START

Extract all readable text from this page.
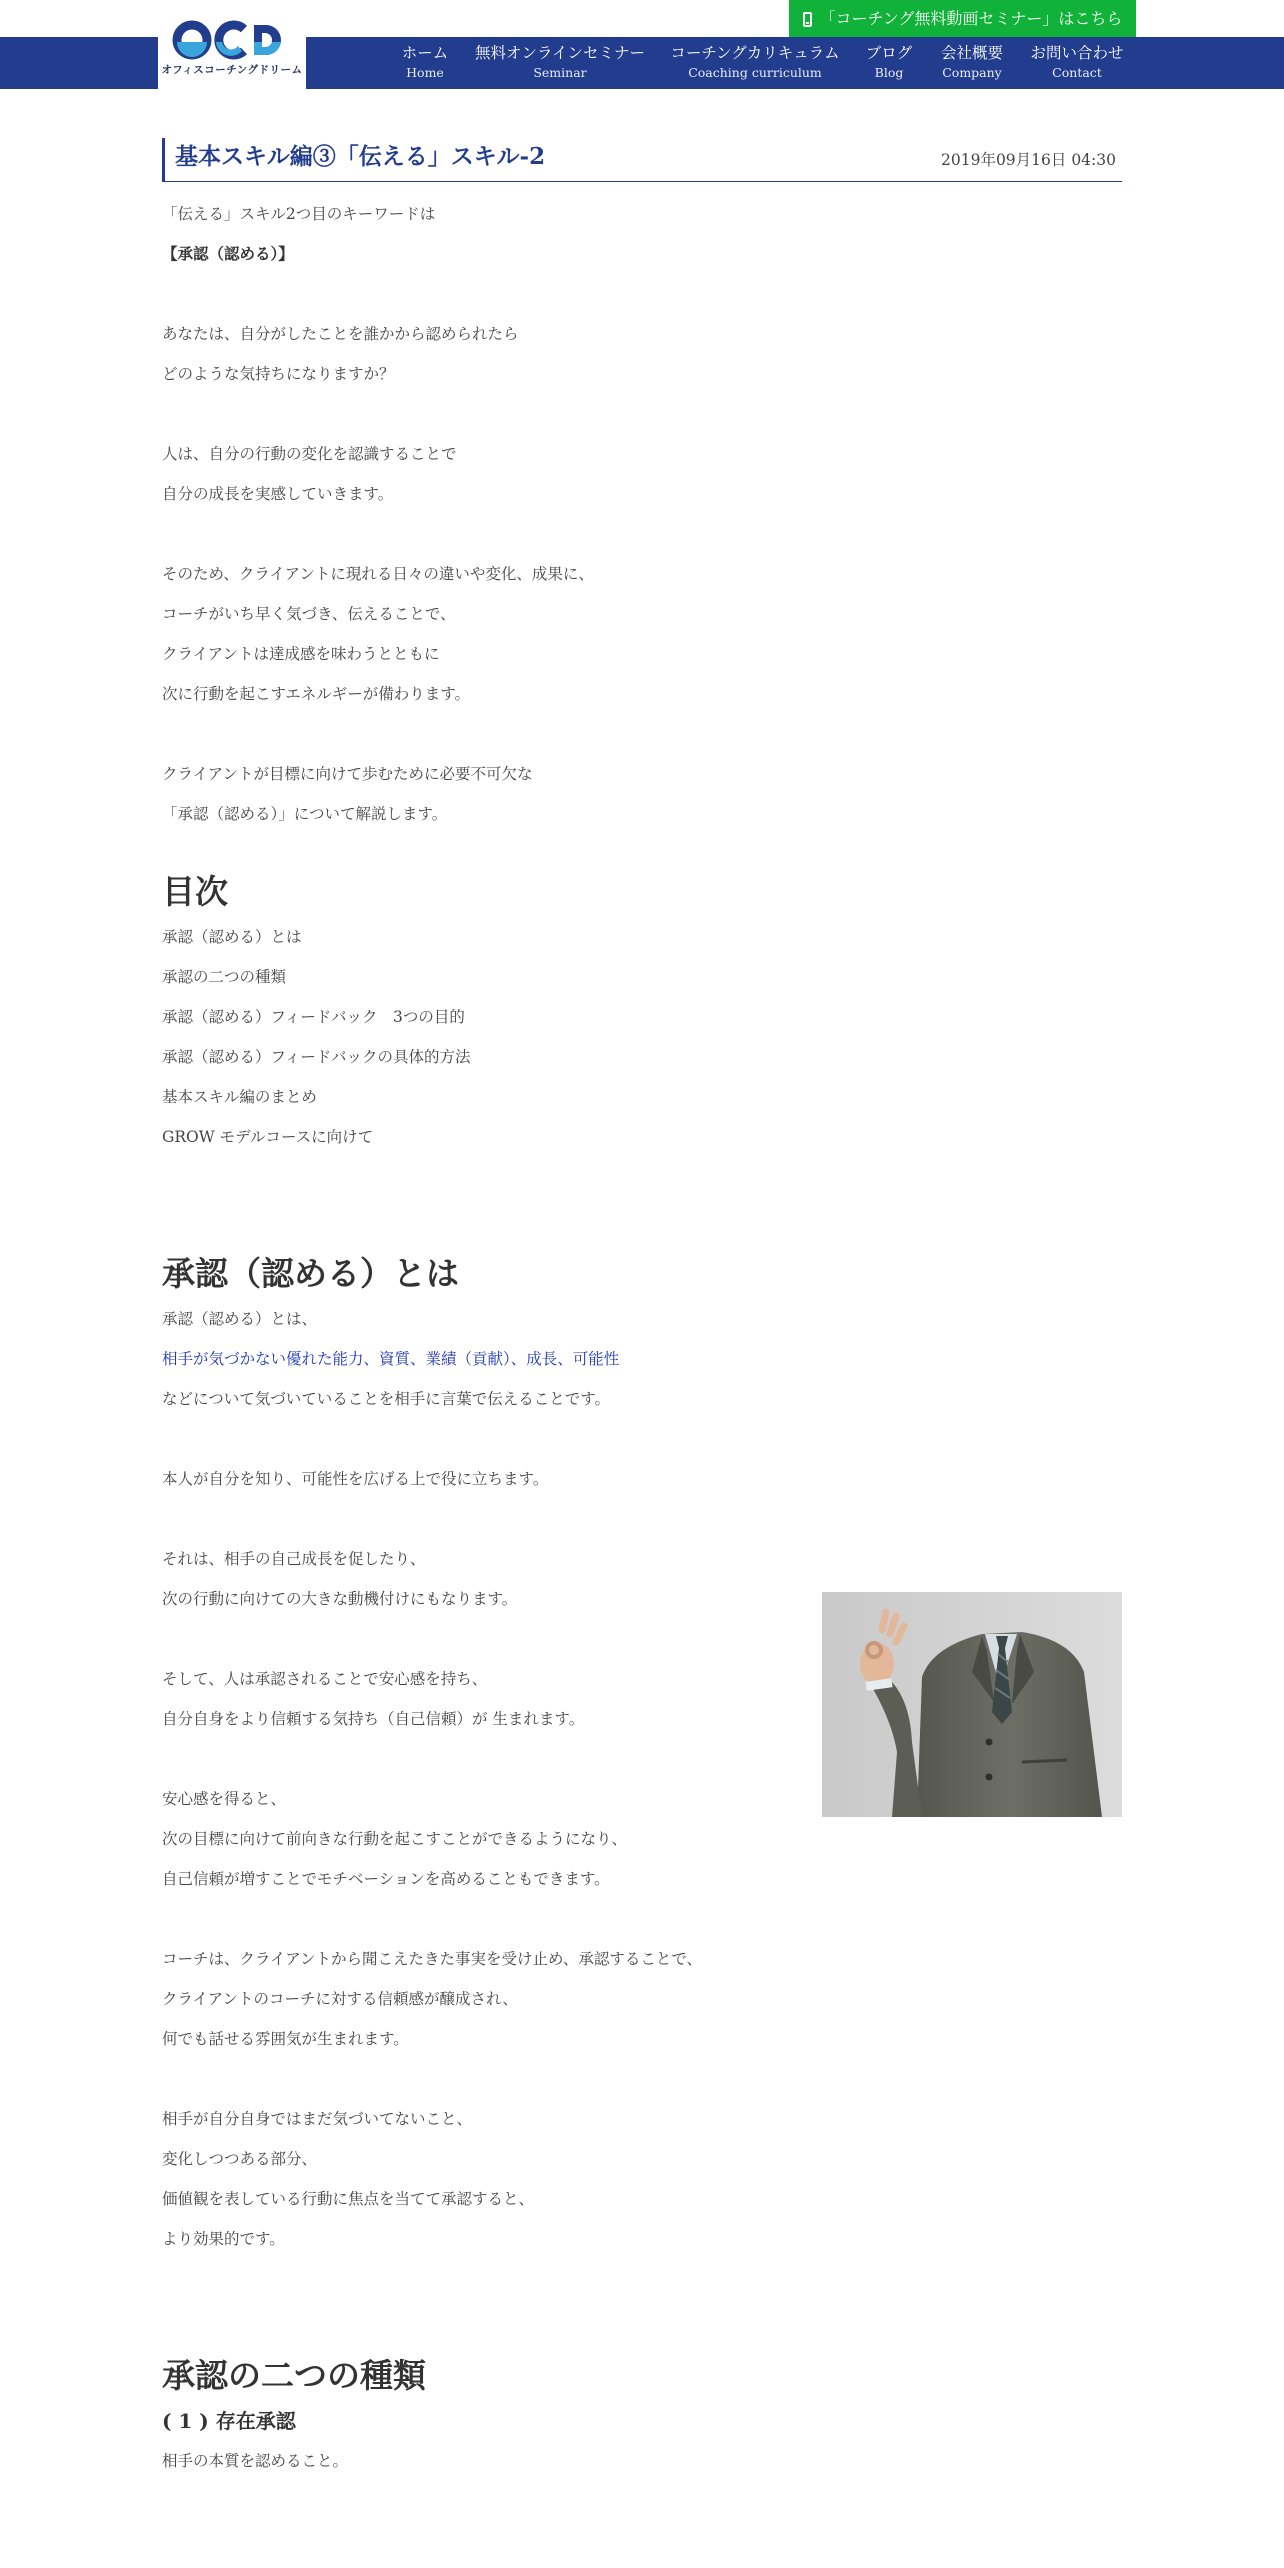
「コーチング無料動画セミナー」はこちら
オフィスコーチングドリーム
ホーム
Home
無料オンラインセミナー
Seminar
コーチングカリキュラム
Coaching curriculum
ブログ
Blog
会社概要
Company
お問い合わせ
Contact
基本スキル編③「伝える」スキル-2	2019年09月16日 04:30

「伝える」スキル2つ目のキーワードは

【承認（認める）】

あなたは、自分がしたことを誰かから認められたら

どのような気持ちになりますか？

人は、自分の行動の変化を認識することで

自分の成長を実感していきます。

そのため、クライアントに現れる日々の違いや変化、成果に、

コーチがいち早く気づき、伝えることで、

クライアントは達成感を味わうとともに

次に行動を起こすエネルギーが備わります。

クライアントが目標に向けて歩むために必要不可欠な

「承認（認める）」について解説します。

目次
承認（認める）とは
承認の二つの種類
承認（認める）フィードバック　3つの目的
承認（認める）フィードバックの具体的方法
基本スキル編のまとめ
GROW モデルコースに向けて
承認（認める）とは

承認（認める）とは、

相手が気づかない優れた能力、資質、業績（貢献）、成長、可能性

などについて気づいていることを相手に言葉で伝えることです。

本人が自分を知り、可能性を広げる上で役に立ちます。

それは、相手の自己成長を促したり、

次の行動に向けての大きな動機付けにもなります。

そして、人は承認されることで安心感を持ち、

自分自身をより信頼する気持ち（自己信頼）が 生まれます。

安心感を得ると、

次の目標に向けて前向きな行動を起こすことができるようになり、

自己信頼が増すことでモチベーションを高めることもできます。

コーチは、クライアントから聞こえたきた事実を受け止め、承認することで、

クライアントのコーチに対する信頼感が醸成され、

何でも話せる雰囲気が生まれます。

相手が自分自身ではまだ気づいてないこと、

変化しつつある部分、

価値観を表している行動に焦点を当てて承認すると、

より効果的です。

承認の二つの種類
( 1 ) 存在承認

相手の本質を認めること。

END

WHAT IS ASKED — The pictures should not be reproduced; quote all of the other material exactly.

ANSWER FOR THIS EXERCISE —
Extract all readable text from this page.
「コーチング無料動画セミナー」はこちら
オフィスコーチングドリーム
ホーム
Home
無料オンラインセミナー
Seminar
コーチングカリキュラム
Coaching curriculum
ブログ
Blog
会社概要
Company
お問い合わせ
Contact
基本スキル編③「伝える」スキル-2	2019年09月16日 04:30

「伝える」スキル2つ目のキーワードは

【承認（認める）】

あなたは、自分がしたことを誰かから認められたら

どのような気持ちになりますか？

人は、自分の行動の変化を認識することで

自分の成長を実感していきます。

そのため、クライアントに現れる日々の違いや変化、成果に、

コーチがいち早く気づき、伝えることで、

クライアントは達成感を味わうとともに

次に行動を起こすエネルギーが備わります。

クライアントが目標に向けて歩むために必要不可欠な

「承認（認める）」について解説します。

目次
承認（認める）とは
承認の二つの種類
承認（認める）フィードバック　3つの目的
承認（認める）フィードバックの具体的方法
基本スキル編のまとめ
GROW モデルコースに向けて
承認（認める）とは

承認（認める）とは、

相手が気づかない優れた能力、資質、業績（貢献）、成長、可能性

などについて気づいていることを相手に言葉で伝えることです。

本人が自分を知り、可能性を広げる上で役に立ちます。

それは、相手の自己成長を促したり、

次の行動に向けての大きな動機付けにもなります。

そして、人は承認されることで安心感を持ち、

自分自身をより信頼する気持ち（自己信頼）が 生まれます。

安心感を得ると、

次の目標に向けて前向きな行動を起こすことができるようになり、

自己信頼が増すことでモチベーションを高めることもできます。

コーチは、クライアントから聞こえたきた事実を受け止め、承認することで、

クライアントのコーチに対する信頼感が醸成され、

何でも話せる雰囲気が生まれます。

相手が自分自身ではまだ気づいてないこと、

変化しつつある部分、

価値観を表している行動に焦点を当てて承認すると、

より効果的です。

承認の二つの種類
( 1 ) 存在承認

相手の本質を認めること。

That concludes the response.